**WORK REQUIRED:** Count how many lines hold the string "disease", and give only that number.

**RECORDS FOR THE EXERCISE:**
################
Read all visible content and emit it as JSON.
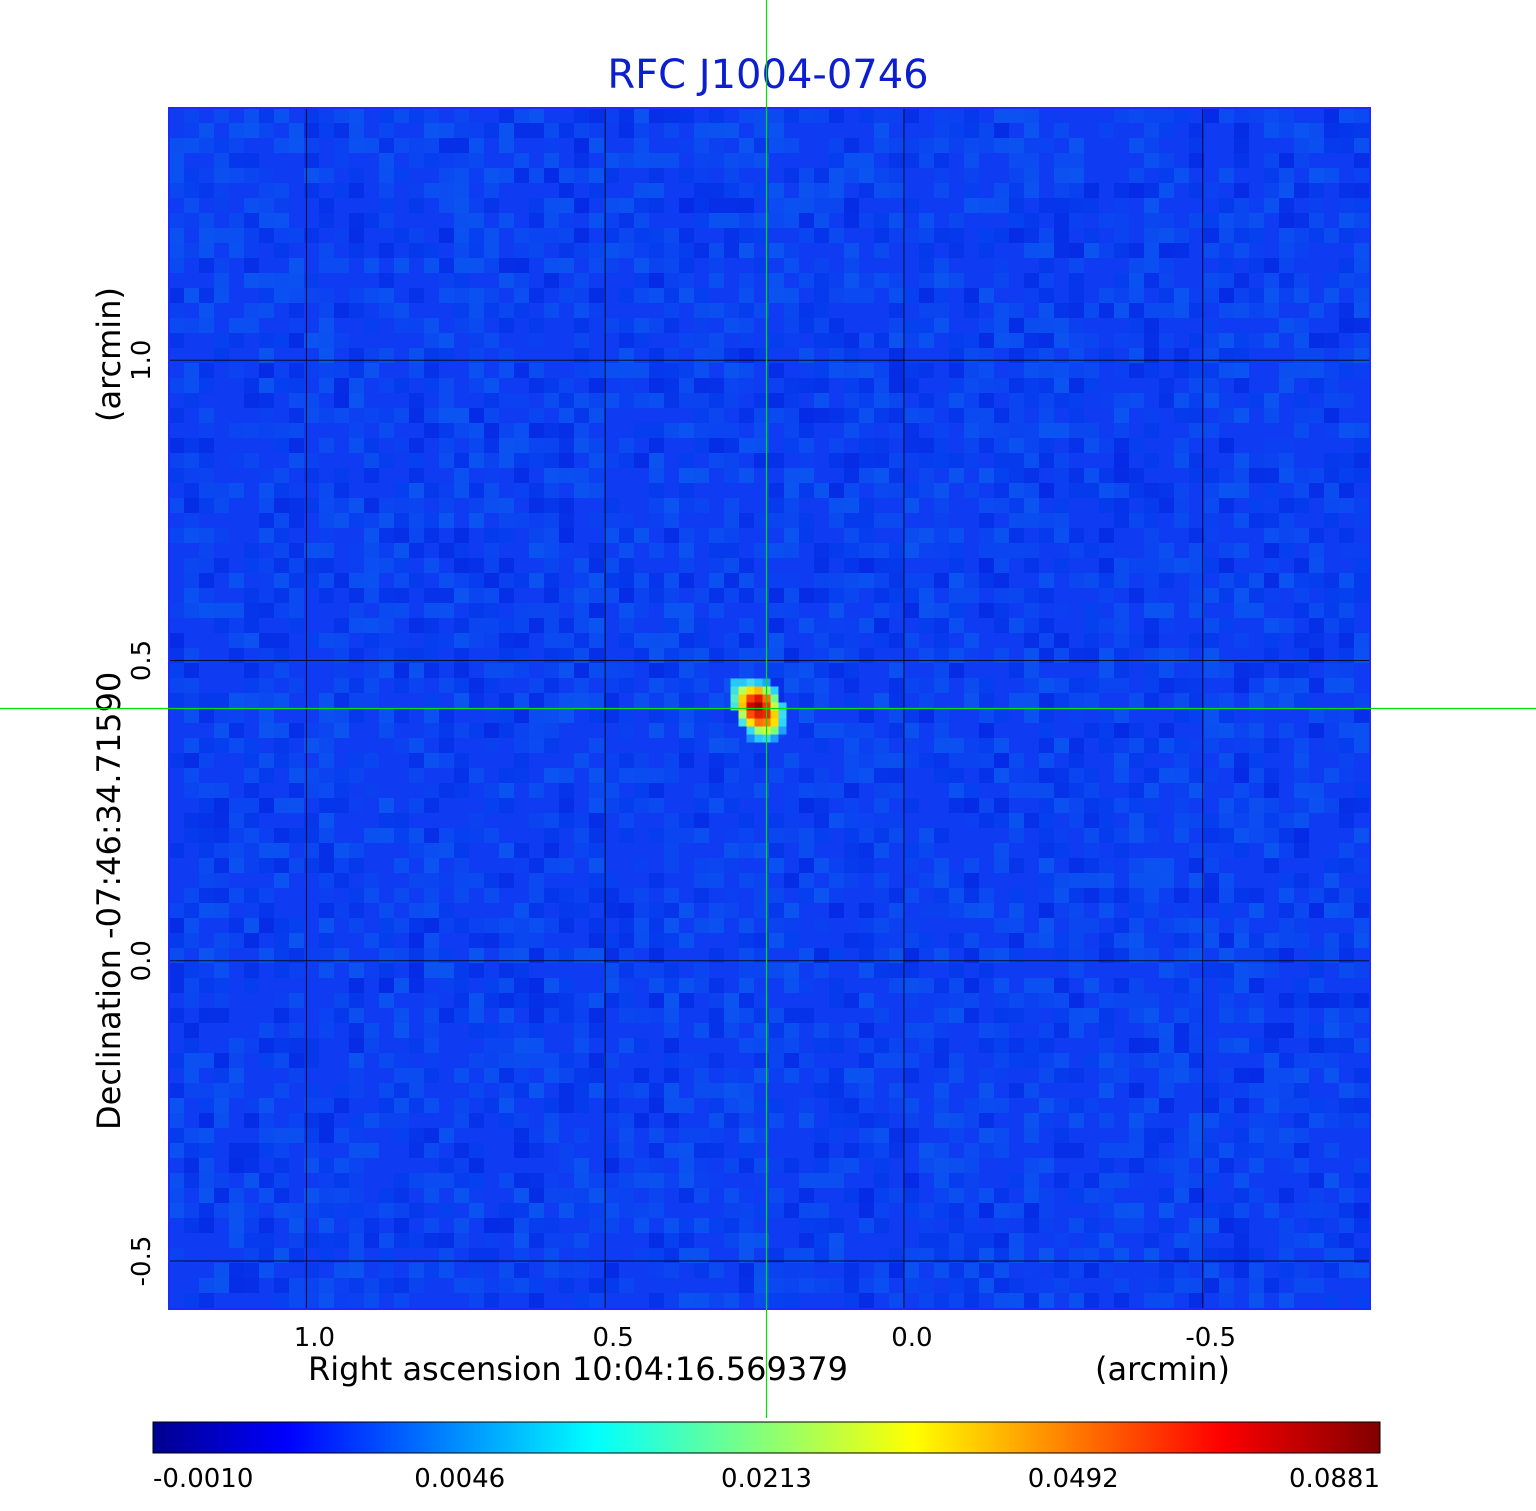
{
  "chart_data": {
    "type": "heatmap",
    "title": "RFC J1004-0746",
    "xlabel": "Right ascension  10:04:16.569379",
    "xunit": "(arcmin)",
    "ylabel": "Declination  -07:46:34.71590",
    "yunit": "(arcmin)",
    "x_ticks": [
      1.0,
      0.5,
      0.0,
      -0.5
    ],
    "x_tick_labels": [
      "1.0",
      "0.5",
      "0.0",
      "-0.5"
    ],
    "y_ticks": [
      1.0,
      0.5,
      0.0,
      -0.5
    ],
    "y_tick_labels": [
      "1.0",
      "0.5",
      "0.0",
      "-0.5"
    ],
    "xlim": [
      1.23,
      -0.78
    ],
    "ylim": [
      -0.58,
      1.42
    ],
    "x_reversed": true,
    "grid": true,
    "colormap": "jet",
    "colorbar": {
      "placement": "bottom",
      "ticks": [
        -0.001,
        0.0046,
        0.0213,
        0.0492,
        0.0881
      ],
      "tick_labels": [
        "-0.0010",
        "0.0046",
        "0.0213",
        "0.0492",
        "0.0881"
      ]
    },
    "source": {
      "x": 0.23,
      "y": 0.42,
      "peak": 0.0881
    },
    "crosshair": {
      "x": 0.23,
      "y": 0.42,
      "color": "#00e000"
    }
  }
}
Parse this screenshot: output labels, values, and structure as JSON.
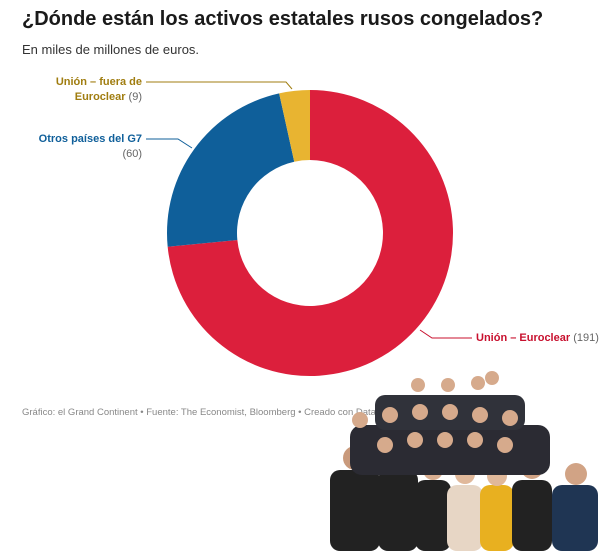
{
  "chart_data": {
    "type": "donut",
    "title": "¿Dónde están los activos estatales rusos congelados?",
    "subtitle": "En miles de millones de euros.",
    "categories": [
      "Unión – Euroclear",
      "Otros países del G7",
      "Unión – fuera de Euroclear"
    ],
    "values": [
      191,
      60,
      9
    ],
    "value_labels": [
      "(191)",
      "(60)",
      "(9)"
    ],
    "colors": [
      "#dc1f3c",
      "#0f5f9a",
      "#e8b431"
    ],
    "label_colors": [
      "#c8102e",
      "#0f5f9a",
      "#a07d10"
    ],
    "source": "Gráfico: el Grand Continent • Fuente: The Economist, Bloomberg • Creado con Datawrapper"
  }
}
################
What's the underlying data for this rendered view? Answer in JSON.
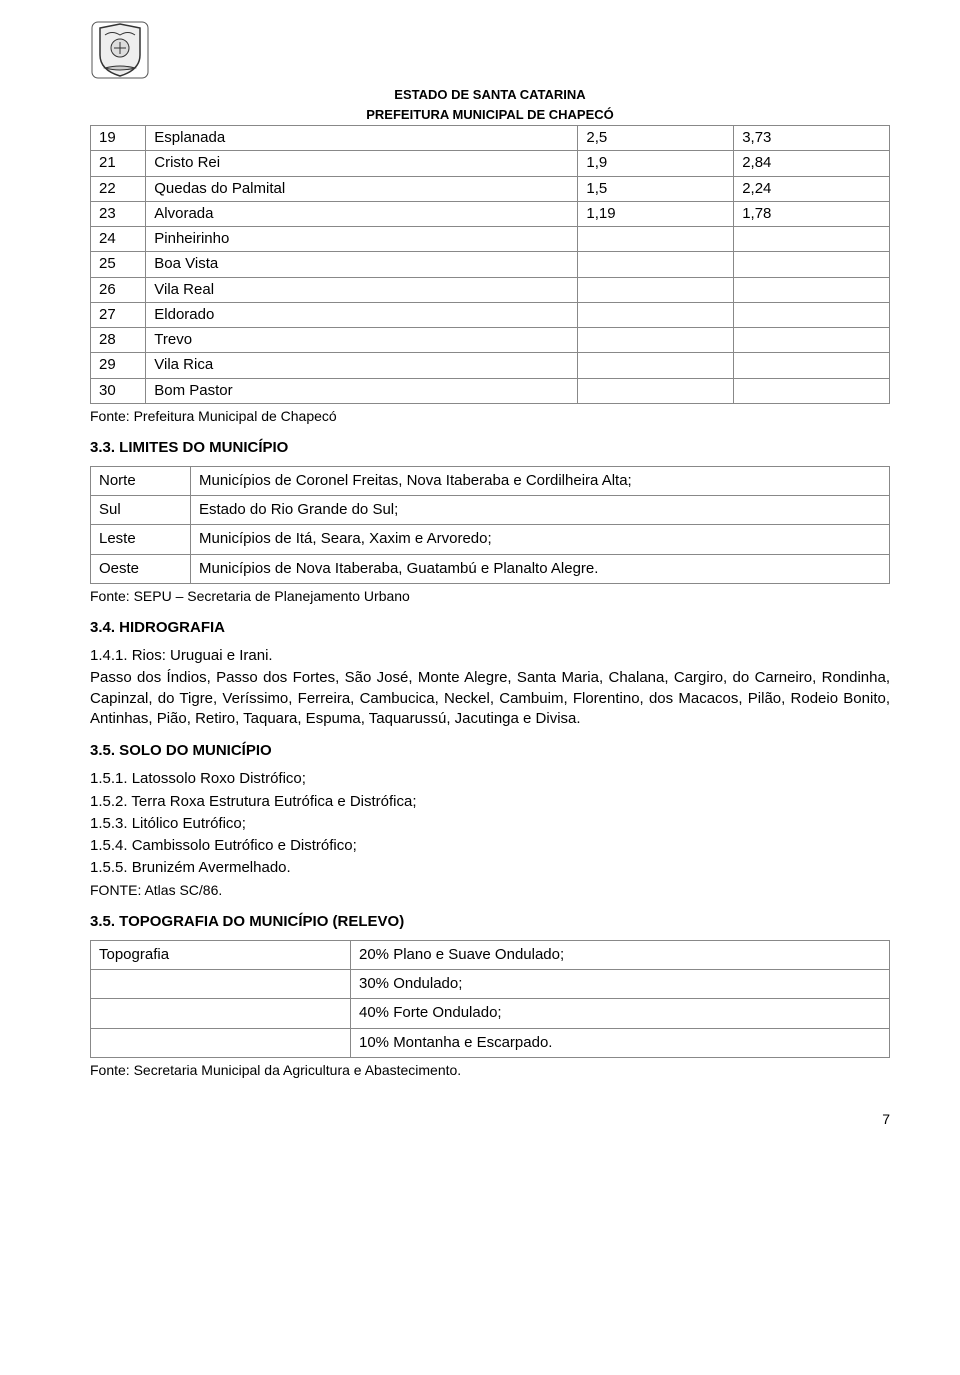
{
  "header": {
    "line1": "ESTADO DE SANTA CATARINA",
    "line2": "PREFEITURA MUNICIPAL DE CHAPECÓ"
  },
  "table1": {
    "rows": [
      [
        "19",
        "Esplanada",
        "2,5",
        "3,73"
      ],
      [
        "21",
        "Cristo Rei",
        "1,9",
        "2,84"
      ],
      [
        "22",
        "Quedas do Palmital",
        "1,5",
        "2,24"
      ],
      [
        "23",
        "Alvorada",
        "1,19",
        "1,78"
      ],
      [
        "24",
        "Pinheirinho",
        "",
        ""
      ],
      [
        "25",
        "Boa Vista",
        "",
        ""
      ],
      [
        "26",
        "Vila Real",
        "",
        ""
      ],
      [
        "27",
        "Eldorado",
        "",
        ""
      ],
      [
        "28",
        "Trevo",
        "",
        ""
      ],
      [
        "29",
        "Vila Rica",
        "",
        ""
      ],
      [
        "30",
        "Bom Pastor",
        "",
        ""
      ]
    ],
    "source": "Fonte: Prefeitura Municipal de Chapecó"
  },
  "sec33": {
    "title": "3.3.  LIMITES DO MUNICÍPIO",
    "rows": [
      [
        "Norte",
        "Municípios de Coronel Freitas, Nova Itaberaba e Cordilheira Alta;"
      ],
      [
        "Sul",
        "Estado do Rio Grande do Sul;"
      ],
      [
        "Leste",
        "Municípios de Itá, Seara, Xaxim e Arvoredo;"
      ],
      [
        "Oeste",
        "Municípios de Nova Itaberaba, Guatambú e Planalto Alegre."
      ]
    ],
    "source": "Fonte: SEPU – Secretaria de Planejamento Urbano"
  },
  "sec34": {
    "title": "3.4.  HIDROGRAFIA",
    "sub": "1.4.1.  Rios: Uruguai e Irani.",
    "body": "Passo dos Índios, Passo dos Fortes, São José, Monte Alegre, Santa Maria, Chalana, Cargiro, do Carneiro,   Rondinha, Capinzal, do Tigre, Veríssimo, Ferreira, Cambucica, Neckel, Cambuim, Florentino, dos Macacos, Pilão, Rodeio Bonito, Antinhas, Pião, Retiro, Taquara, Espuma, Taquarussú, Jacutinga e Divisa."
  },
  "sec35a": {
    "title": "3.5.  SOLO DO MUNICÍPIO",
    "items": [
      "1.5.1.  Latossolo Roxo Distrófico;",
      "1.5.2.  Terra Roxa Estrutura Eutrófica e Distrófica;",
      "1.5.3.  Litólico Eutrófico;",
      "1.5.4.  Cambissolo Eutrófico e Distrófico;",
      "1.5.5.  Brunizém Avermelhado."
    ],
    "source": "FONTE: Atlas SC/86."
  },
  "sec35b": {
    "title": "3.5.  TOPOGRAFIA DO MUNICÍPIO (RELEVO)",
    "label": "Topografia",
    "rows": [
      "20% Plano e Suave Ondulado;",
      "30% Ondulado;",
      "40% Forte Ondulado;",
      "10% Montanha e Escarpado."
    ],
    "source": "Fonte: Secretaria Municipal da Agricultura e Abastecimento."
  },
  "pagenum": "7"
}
################
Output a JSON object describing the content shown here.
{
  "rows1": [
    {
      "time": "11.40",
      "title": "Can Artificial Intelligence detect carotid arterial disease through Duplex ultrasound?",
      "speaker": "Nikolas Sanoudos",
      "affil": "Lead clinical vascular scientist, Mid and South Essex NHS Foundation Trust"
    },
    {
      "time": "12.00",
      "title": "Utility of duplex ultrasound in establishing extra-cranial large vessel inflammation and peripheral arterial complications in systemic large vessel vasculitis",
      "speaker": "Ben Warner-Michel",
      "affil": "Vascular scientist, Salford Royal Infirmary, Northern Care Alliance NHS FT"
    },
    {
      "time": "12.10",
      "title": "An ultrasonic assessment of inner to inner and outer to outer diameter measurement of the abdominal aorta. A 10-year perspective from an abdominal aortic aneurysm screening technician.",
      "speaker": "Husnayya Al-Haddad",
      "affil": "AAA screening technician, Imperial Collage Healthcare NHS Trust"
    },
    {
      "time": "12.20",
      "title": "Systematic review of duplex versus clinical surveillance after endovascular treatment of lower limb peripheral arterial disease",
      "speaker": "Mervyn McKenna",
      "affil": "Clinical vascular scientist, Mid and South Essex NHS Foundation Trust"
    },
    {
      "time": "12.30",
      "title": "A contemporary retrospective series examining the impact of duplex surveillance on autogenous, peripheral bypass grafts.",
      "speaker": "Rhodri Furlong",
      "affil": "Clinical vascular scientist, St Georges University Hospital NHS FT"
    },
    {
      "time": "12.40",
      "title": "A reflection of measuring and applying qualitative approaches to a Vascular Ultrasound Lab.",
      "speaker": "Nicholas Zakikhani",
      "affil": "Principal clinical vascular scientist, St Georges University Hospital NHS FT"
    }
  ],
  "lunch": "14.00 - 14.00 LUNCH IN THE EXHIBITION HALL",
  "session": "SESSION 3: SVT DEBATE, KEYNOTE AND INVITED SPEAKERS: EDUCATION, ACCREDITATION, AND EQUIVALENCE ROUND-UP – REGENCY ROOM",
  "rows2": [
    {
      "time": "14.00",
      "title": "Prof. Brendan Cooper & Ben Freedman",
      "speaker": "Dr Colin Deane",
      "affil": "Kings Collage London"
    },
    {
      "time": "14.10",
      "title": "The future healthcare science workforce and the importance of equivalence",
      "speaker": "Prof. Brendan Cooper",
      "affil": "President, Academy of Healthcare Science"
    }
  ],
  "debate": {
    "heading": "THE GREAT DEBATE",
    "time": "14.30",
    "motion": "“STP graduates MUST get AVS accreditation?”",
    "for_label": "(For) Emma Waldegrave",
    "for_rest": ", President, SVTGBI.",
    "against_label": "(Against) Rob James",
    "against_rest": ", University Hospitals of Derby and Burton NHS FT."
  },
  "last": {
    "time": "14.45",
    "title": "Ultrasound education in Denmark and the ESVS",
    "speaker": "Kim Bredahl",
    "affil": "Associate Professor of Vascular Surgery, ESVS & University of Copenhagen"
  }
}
################
**SOLVED EXERCISE:** 2